### WHAT YOU HAVE TO DO
Render every entry exactly as it appears.

### INFORMATION SHOWN
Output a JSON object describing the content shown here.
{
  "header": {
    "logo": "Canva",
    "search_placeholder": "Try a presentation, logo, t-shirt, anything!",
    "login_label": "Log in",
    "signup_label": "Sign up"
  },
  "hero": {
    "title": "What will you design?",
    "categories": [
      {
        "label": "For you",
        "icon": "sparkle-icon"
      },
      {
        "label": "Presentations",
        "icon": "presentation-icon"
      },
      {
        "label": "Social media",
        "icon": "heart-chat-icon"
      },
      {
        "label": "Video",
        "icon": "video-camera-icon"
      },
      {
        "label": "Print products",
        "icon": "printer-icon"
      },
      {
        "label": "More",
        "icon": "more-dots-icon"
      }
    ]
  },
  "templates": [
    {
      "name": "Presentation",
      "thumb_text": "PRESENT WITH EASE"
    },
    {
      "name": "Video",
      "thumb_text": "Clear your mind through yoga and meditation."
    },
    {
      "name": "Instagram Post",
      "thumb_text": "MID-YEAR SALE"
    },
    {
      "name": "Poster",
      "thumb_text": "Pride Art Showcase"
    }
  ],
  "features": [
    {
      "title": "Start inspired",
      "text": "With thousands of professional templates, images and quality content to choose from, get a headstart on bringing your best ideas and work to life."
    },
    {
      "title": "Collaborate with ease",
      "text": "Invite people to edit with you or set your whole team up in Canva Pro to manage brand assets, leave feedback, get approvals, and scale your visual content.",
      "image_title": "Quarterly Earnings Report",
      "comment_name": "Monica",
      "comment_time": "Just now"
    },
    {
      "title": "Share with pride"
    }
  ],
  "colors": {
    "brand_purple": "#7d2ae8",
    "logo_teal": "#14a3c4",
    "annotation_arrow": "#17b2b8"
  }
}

### WRITTEN RESPONSE
Output a JSON object describing the content shown here.
{
  "header": {
    "logo": "Canva",
    "search_placeholder": "Try a presentation, logo, t-shirt, anything!",
    "login_label": "Log in",
    "signup_label": "Sign up"
  },
  "hero": {
    "title": "What will you design?",
    "categories": [
      {
        "label": "For you",
        "icon": "sparkle-icon"
      },
      {
        "label": "Presentations",
        "icon": "presentation-icon"
      },
      {
        "label": "Social media",
        "icon": "heart-chat-icon"
      },
      {
        "label": "Video",
        "icon": "video-camera-icon"
      },
      {
        "label": "Print products",
        "icon": "printer-icon"
      },
      {
        "label": "More",
        "icon": "more-dots-icon"
      }
    ]
  },
  "templates": [
    {
      "name": "Presentation",
      "thumb_text": "PRESENT WITH EASE"
    },
    {
      "name": "Video",
      "thumb_text": "Clear your mind through yoga and meditation."
    },
    {
      "name": "Instagram Post",
      "thumb_text": "MID-YEAR SALE"
    },
    {
      "name": "Poster",
      "thumb_text": "Pride Art Showcase"
    }
  ],
  "features": [
    {
      "title": "Start inspired",
      "text": "With thousands of professional templates, images and quality content to choose from, get a headstart on bringing your best ideas and work to life."
    },
    {
      "title": "Collaborate with ease",
      "text": "Invite people to edit with you or set your whole team up in Canva Pro to manage brand assets, leave feedback, get approvals, and scale your visual content.",
      "image_title": "Quarterly Earnings Report",
      "comment_name": "Monica",
      "comment_time": "Just now"
    },
    {
      "title": "Share with pride"
    }
  ],
  "colors": {
    "brand_purple": "#7d2ae8",
    "logo_teal": "#14a3c4",
    "annotation_arrow": "#17b2b8"
  }
}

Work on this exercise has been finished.